**WHAT THIS TASK INVOLVES**
Print the entries in full, word for word, but not the pictures.

....

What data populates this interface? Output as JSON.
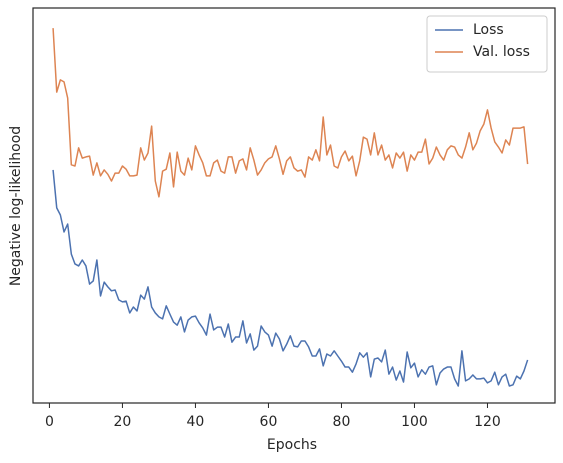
{
  "chart_data": {
    "type": "line",
    "xlabel": "Epochs",
    "ylabel": "Negative log-likelihood",
    "x": [
      1,
      2,
      3,
      4,
      5,
      6,
      7,
      8,
      9,
      10,
      11,
      12,
      13,
      14,
      15,
      16,
      17,
      18,
      19,
      20,
      21,
      22,
      23,
      24,
      25,
      26,
      27,
      28,
      29,
      30,
      31,
      32,
      33,
      34,
      35,
      36,
      37,
      38,
      39,
      40,
      41,
      42,
      43,
      44,
      45,
      46,
      47,
      48,
      49,
      50,
      51,
      52,
      53,
      54,
      55,
      56,
      57,
      58,
      59,
      60,
      61,
      62,
      63,
      64,
      65,
      66,
      67,
      68,
      69,
      70,
      71,
      72,
      73,
      74,
      75,
      76,
      77,
      78,
      79,
      80,
      81,
      82,
      83,
      84,
      85,
      86,
      87,
      88,
      89,
      90,
      91,
      92,
      93,
      94,
      95,
      96,
      97,
      98,
      99,
      100,
      101,
      102,
      103,
      104,
      105,
      106,
      107,
      108,
      109,
      110,
      111,
      112,
      113,
      114,
      115,
      116,
      117,
      118,
      119,
      120,
      121,
      122,
      123,
      124,
      125,
      126,
      127,
      128,
      129,
      130,
      131
    ],
    "series": [
      {
        "name": "Loss",
        "color": "#4c72b0",
        "values": [
          59,
          49.4,
          47.6,
          43.3,
          45.3,
          37.7,
          35.2,
          34.7,
          36.2,
          34.7,
          30.1,
          30.9,
          36.2,
          27.1,
          30.6,
          29.4,
          28.4,
          28.6,
          26.1,
          25.6,
          25.8,
          22.8,
          24.3,
          23.3,
          27.3,
          26.3,
          29.4,
          24.3,
          22.8,
          21.8,
          21.3,
          24.6,
          22.5,
          20.5,
          19.7,
          21.8,
          18,
          21,
          21.8,
          22,
          20.3,
          19,
          17.2,
          22.5,
          18.5,
          19.2,
          19.2,
          16.7,
          20,
          15.4,
          16.7,
          16.7,
          20.8,
          15.2,
          17.5,
          13.4,
          14.4,
          19.5,
          18,
          17.2,
          14.4,
          17.7,
          16.2,
          13.2,
          14.9,
          17,
          14.4,
          14.2,
          15.7,
          15.7,
          14.2,
          11.9,
          11.9,
          13.7,
          9.4,
          12.4,
          11.9,
          13.2,
          11.9,
          10.6,
          9.1,
          9.1,
          7.8,
          9.9,
          12.7,
          11.6,
          12.7,
          6.6,
          11.1,
          11.4,
          10.4,
          13.4,
          7.3,
          9.1,
          5.8,
          8.1,
          5.3,
          12.9,
          8.9,
          10.1,
          6.6,
          8.4,
          7.3,
          9.1,
          9.4,
          4.6,
          7.6,
          8.6,
          9.1,
          9.1,
          6.1,
          4.3,
          13.2,
          5.6,
          6.1,
          7.1,
          6.1,
          6.1,
          6.3,
          5.1,
          5.6,
          7.8,
          4.6,
          6.6,
          7.3,
          4.3,
          4.6,
          6.8,
          6.1,
          8.1,
          10.9
        ]
      },
      {
        "name": "Val. loss",
        "color": "#dd8452",
        "values": [
          94.9,
          78.7,
          81.8,
          81.3,
          77.2,
          60.3,
          60,
          64.6,
          62,
          62.3,
          62.5,
          57.7,
          60.8,
          57.5,
          59,
          57.9,
          56.2,
          58.2,
          58.2,
          60,
          59.2,
          57.5,
          57.5,
          57.7,
          64.6,
          61.5,
          63.3,
          70.1,
          56.2,
          52.2,
          58.7,
          59.2,
          63.3,
          54.7,
          63.5,
          58.7,
          57.7,
          62,
          59,
          65.1,
          62.8,
          60.8,
          57.5,
          57.5,
          60.8,
          61.5,
          58.7,
          58.2,
          62.3,
          62.3,
          58.2,
          61.3,
          61.8,
          59,
          64.6,
          61.5,
          57.7,
          59,
          60.8,
          61.8,
          62.3,
          65.1,
          61.8,
          57.9,
          61.3,
          62.3,
          59.5,
          58.7,
          59,
          57.2,
          62.3,
          61.5,
          64.1,
          61.3,
          72.4,
          62.8,
          65.3,
          60,
          59.5,
          62.3,
          63.8,
          61.3,
          62.5,
          57.5,
          61.3,
          67.3,
          66.8,
          62.8,
          68.4,
          62.8,
          65.3,
          61.5,
          62.8,
          59.5,
          63.3,
          62,
          63.5,
          58.7,
          62.8,
          61.5,
          63.5,
          63.5,
          66.8,
          60.5,
          62,
          64.8,
          62.8,
          61.5,
          64.1,
          65.1,
          64.8,
          62.8,
          62,
          64.8,
          68.4,
          64.1,
          65.8,
          68.9,
          70.6,
          74.2,
          69.6,
          66.1,
          64.8,
          63.3,
          66.6,
          65.3,
          69.6,
          69.6,
          69.6,
          69.9,
          60.5
        ]
      }
    ],
    "xlim": [
      -4.5,
      138.5
    ],
    "xticks": [
      0,
      20,
      40,
      60,
      80,
      100,
      120
    ],
    "ylim": [
      0,
      100
    ],
    "legend": "upper right"
  }
}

....

**ANSWER TO THE PROBLEM**
What data populates this interface? Output as JSON.
{
  "chart_data": {
    "type": "line",
    "xlabel": "Epochs",
    "ylabel": "Negative log-likelihood",
    "x": [
      1,
      2,
      3,
      4,
      5,
      6,
      7,
      8,
      9,
      10,
      11,
      12,
      13,
      14,
      15,
      16,
      17,
      18,
      19,
      20,
      21,
      22,
      23,
      24,
      25,
      26,
      27,
      28,
      29,
      30,
      31,
      32,
      33,
      34,
      35,
      36,
      37,
      38,
      39,
      40,
      41,
      42,
      43,
      44,
      45,
      46,
      47,
      48,
      49,
      50,
      51,
      52,
      53,
      54,
      55,
      56,
      57,
      58,
      59,
      60,
      61,
      62,
      63,
      64,
      65,
      66,
      67,
      68,
      69,
      70,
      71,
      72,
      73,
      74,
      75,
      76,
      77,
      78,
      79,
      80,
      81,
      82,
      83,
      84,
      85,
      86,
      87,
      88,
      89,
      90,
      91,
      92,
      93,
      94,
      95,
      96,
      97,
      98,
      99,
      100,
      101,
      102,
      103,
      104,
      105,
      106,
      107,
      108,
      109,
      110,
      111,
      112,
      113,
      114,
      115,
      116,
      117,
      118,
      119,
      120,
      121,
      122,
      123,
      124,
      125,
      126,
      127,
      128,
      129,
      130,
      131
    ],
    "series": [
      {
        "name": "Loss",
        "color": "#4c72b0",
        "values": [
          59,
          49.4,
          47.6,
          43.3,
          45.3,
          37.7,
          35.2,
          34.7,
          36.2,
          34.7,
          30.1,
          30.9,
          36.2,
          27.1,
          30.6,
          29.4,
          28.4,
          28.6,
          26.1,
          25.6,
          25.8,
          22.8,
          24.3,
          23.3,
          27.3,
          26.3,
          29.4,
          24.3,
          22.8,
          21.8,
          21.3,
          24.6,
          22.5,
          20.5,
          19.7,
          21.8,
          18,
          21,
          21.8,
          22,
          20.3,
          19,
          17.2,
          22.5,
          18.5,
          19.2,
          19.2,
          16.7,
          20,
          15.4,
          16.7,
          16.7,
          20.8,
          15.2,
          17.5,
          13.4,
          14.4,
          19.5,
          18,
          17.2,
          14.4,
          17.7,
          16.2,
          13.2,
          14.9,
          17,
          14.4,
          14.2,
          15.7,
          15.7,
          14.2,
          11.9,
          11.9,
          13.7,
          9.4,
          12.4,
          11.9,
          13.2,
          11.9,
          10.6,
          9.1,
          9.1,
          7.8,
          9.9,
          12.7,
          11.6,
          12.7,
          6.6,
          11.1,
          11.4,
          10.4,
          13.4,
          7.3,
          9.1,
          5.8,
          8.1,
          5.3,
          12.9,
          8.9,
          10.1,
          6.6,
          8.4,
          7.3,
          9.1,
          9.4,
          4.6,
          7.6,
          8.6,
          9.1,
          9.1,
          6.1,
          4.3,
          13.2,
          5.6,
          6.1,
          7.1,
          6.1,
          6.1,
          6.3,
          5.1,
          5.6,
          7.8,
          4.6,
          6.6,
          7.3,
          4.3,
          4.6,
          6.8,
          6.1,
          8.1,
          10.9
        ]
      },
      {
        "name": "Val. loss",
        "color": "#dd8452",
        "values": [
          94.9,
          78.7,
          81.8,
          81.3,
          77.2,
          60.3,
          60,
          64.6,
          62,
          62.3,
          62.5,
          57.7,
          60.8,
          57.5,
          59,
          57.9,
          56.2,
          58.2,
          58.2,
          60,
          59.2,
          57.5,
          57.5,
          57.7,
          64.6,
          61.5,
          63.3,
          70.1,
          56.2,
          52.2,
          58.7,
          59.2,
          63.3,
          54.7,
          63.5,
          58.7,
          57.7,
          62,
          59,
          65.1,
          62.8,
          60.8,
          57.5,
          57.5,
          60.8,
          61.5,
          58.7,
          58.2,
          62.3,
          62.3,
          58.2,
          61.3,
          61.8,
          59,
          64.6,
          61.5,
          57.7,
          59,
          60.8,
          61.8,
          62.3,
          65.1,
          61.8,
          57.9,
          61.3,
          62.3,
          59.5,
          58.7,
          59,
          57.2,
          62.3,
          61.5,
          64.1,
          61.3,
          72.4,
          62.8,
          65.3,
          60,
          59.5,
          62.3,
          63.8,
          61.3,
          62.5,
          57.5,
          61.3,
          67.3,
          66.8,
          62.8,
          68.4,
          62.8,
          65.3,
          61.5,
          62.8,
          59.5,
          63.3,
          62,
          63.5,
          58.7,
          62.8,
          61.5,
          63.5,
          63.5,
          66.8,
          60.5,
          62,
          64.8,
          62.8,
          61.5,
          64.1,
          65.1,
          64.8,
          62.8,
          62,
          64.8,
          68.4,
          64.1,
          65.8,
          68.9,
          70.6,
          74.2,
          69.6,
          66.1,
          64.8,
          63.3,
          66.6,
          65.3,
          69.6,
          69.6,
          69.6,
          69.9,
          60.5
        ]
      }
    ],
    "xlim": [
      -4.5,
      138.5
    ],
    "xticks": [
      0,
      20,
      40,
      60,
      80,
      100,
      120
    ],
    "ylim": [
      0,
      100
    ],
    "legend": "upper right"
  }
}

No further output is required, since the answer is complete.